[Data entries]

===

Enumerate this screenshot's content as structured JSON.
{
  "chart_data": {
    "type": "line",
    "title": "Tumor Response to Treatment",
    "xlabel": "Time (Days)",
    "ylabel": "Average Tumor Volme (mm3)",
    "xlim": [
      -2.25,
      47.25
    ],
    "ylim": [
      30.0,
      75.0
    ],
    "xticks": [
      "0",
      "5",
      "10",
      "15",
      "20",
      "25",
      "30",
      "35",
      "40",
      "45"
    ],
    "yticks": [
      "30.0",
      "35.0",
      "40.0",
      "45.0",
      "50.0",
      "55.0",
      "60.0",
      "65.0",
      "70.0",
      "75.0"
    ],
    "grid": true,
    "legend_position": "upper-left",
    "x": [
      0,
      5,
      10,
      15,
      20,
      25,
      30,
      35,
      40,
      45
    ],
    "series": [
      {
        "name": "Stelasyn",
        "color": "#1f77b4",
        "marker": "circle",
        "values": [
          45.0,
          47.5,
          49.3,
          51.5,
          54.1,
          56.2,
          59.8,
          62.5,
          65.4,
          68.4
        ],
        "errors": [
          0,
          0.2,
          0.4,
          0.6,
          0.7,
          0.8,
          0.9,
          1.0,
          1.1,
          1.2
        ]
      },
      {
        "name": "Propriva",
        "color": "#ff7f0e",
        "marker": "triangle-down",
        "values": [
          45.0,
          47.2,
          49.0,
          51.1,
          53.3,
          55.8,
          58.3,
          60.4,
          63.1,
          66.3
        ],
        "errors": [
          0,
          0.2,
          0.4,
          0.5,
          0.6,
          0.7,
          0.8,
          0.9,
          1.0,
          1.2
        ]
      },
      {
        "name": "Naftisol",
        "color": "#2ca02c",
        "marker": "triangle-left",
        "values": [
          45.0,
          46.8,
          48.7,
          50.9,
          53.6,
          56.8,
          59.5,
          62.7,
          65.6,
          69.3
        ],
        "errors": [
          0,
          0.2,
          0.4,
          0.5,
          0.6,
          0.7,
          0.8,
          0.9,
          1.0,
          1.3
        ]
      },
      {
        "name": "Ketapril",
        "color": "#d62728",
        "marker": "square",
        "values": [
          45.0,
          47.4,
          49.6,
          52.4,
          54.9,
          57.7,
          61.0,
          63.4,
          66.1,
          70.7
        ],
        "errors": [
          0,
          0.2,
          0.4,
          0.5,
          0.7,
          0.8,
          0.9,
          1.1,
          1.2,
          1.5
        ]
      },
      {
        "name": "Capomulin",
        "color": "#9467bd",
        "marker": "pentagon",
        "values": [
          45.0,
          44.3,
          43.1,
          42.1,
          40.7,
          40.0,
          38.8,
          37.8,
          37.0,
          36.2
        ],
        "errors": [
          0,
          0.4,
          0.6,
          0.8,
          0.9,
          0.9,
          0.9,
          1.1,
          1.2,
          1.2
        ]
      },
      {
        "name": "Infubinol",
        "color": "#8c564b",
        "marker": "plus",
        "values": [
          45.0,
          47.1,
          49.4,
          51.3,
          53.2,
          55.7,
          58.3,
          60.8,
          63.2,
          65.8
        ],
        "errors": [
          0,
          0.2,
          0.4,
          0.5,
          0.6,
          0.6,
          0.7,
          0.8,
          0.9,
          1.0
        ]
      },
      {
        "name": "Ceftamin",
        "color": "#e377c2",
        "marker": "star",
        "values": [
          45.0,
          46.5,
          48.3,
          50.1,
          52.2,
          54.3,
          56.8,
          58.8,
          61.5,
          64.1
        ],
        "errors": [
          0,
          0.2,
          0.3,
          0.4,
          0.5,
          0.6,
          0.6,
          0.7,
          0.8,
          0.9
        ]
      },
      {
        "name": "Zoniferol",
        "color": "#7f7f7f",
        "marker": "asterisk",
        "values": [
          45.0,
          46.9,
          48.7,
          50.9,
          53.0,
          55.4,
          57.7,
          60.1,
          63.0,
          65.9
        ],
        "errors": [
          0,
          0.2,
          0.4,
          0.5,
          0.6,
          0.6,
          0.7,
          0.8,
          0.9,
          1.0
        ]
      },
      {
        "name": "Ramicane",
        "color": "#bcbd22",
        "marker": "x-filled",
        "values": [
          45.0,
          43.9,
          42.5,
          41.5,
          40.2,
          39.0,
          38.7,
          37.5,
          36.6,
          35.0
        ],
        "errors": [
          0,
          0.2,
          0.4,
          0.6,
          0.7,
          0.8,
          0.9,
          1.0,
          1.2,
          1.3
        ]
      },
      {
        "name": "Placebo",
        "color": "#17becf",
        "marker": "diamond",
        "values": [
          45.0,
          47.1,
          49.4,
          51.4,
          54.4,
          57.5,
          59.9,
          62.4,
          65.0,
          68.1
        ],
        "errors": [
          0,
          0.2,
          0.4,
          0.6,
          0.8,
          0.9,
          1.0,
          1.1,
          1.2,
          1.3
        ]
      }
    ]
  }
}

===

▸ Assigned task:
An exact transcription of the data above is required.

▸ Output for this exercise:
Enumerate this screenshot's content as structured JSON.
{
  "chart_data": {
    "type": "line",
    "title": "Tumor Response to Treatment",
    "xlabel": "Time (Days)",
    "ylabel": "Average Tumor Volme (mm3)",
    "xlim": [
      -2.25,
      47.25
    ],
    "ylim": [
      30.0,
      75.0
    ],
    "xticks": [
      "0",
      "5",
      "10",
      "15",
      "20",
      "25",
      "30",
      "35",
      "40",
      "45"
    ],
    "yticks": [
      "30.0",
      "35.0",
      "40.0",
      "45.0",
      "50.0",
      "55.0",
      "60.0",
      "65.0",
      "70.0",
      "75.0"
    ],
    "grid": true,
    "legend_position": "upper-left",
    "x": [
      0,
      5,
      10,
      15,
      20,
      25,
      30,
      35,
      40,
      45
    ],
    "series": [
      {
        "name": "Stelasyn",
        "color": "#1f77b4",
        "marker": "circle",
        "values": [
          45.0,
          47.5,
          49.3,
          51.5,
          54.1,
          56.2,
          59.8,
          62.5,
          65.4,
          68.4
        ],
        "errors": [
          0,
          0.2,
          0.4,
          0.6,
          0.7,
          0.8,
          0.9,
          1.0,
          1.1,
          1.2
        ]
      },
      {
        "name": "Propriva",
        "color": "#ff7f0e",
        "marker": "triangle-down",
        "values": [
          45.0,
          47.2,
          49.0,
          51.1,
          53.3,
          55.8,
          58.3,
          60.4,
          63.1,
          66.3
        ],
        "errors": [
          0,
          0.2,
          0.4,
          0.5,
          0.6,
          0.7,
          0.8,
          0.9,
          1.0,
          1.2
        ]
      },
      {
        "name": "Naftisol",
        "color": "#2ca02c",
        "marker": "triangle-left",
        "values": [
          45.0,
          46.8,
          48.7,
          50.9,
          53.6,
          56.8,
          59.5,
          62.7,
          65.6,
          69.3
        ],
        "errors": [
          0,
          0.2,
          0.4,
          0.5,
          0.6,
          0.7,
          0.8,
          0.9,
          1.0,
          1.3
        ]
      },
      {
        "name": "Ketapril",
        "color": "#d62728",
        "marker": "square",
        "values": [
          45.0,
          47.4,
          49.6,
          52.4,
          54.9,
          57.7,
          61.0,
          63.4,
          66.1,
          70.7
        ],
        "errors": [
          0,
          0.2,
          0.4,
          0.5,
          0.7,
          0.8,
          0.9,
          1.1,
          1.2,
          1.5
        ]
      },
      {
        "name": "Capomulin",
        "color": "#9467bd",
        "marker": "pentagon",
        "values": [
          45.0,
          44.3,
          43.1,
          42.1,
          40.7,
          40.0,
          38.8,
          37.8,
          37.0,
          36.2
        ],
        "errors": [
          0,
          0.4,
          0.6,
          0.8,
          0.9,
          0.9,
          0.9,
          1.1,
          1.2,
          1.2
        ]
      },
      {
        "name": "Infubinol",
        "color": "#8c564b",
        "marker": "plus",
        "values": [
          45.0,
          47.1,
          49.4,
          51.3,
          53.2,
          55.7,
          58.3,
          60.8,
          63.2,
          65.8
        ],
        "errors": [
          0,
          0.2,
          0.4,
          0.5,
          0.6,
          0.6,
          0.7,
          0.8,
          0.9,
          1.0
        ]
      },
      {
        "name": "Ceftamin",
        "color": "#e377c2",
        "marker": "star",
        "values": [
          45.0,
          46.5,
          48.3,
          50.1,
          52.2,
          54.3,
          56.8,
          58.8,
          61.5,
          64.1
        ],
        "errors": [
          0,
          0.2,
          0.3,
          0.4,
          0.5,
          0.6,
          0.6,
          0.7,
          0.8,
          0.9
        ]
      },
      {
        "name": "Zoniferol",
        "color": "#7f7f7f",
        "marker": "asterisk",
        "values": [
          45.0,
          46.9,
          48.7,
          50.9,
          53.0,
          55.4,
          57.7,
          60.1,
          63.0,
          65.9
        ],
        "errors": [
          0,
          0.2,
          0.4,
          0.5,
          0.6,
          0.6,
          0.7,
          0.8,
          0.9,
          1.0
        ]
      },
      {
        "name": "Ramicane",
        "color": "#bcbd22",
        "marker": "x-filled",
        "values": [
          45.0,
          43.9,
          42.5,
          41.5,
          40.2,
          39.0,
          38.7,
          37.5,
          36.6,
          35.0
        ],
        "errors": [
          0,
          0.2,
          0.4,
          0.6,
          0.7,
          0.8,
          0.9,
          1.0,
          1.2,
          1.3
        ]
      },
      {
        "name": "Placebo",
        "color": "#17becf",
        "marker": "diamond",
        "values": [
          45.0,
          47.1,
          49.4,
          51.4,
          54.4,
          57.5,
          59.9,
          62.4,
          65.0,
          68.1
        ],
        "errors": [
          0,
          0.2,
          0.4,
          0.6,
          0.8,
          0.9,
          1.0,
          1.1,
          1.2,
          1.3
        ]
      }
    ]
  }
}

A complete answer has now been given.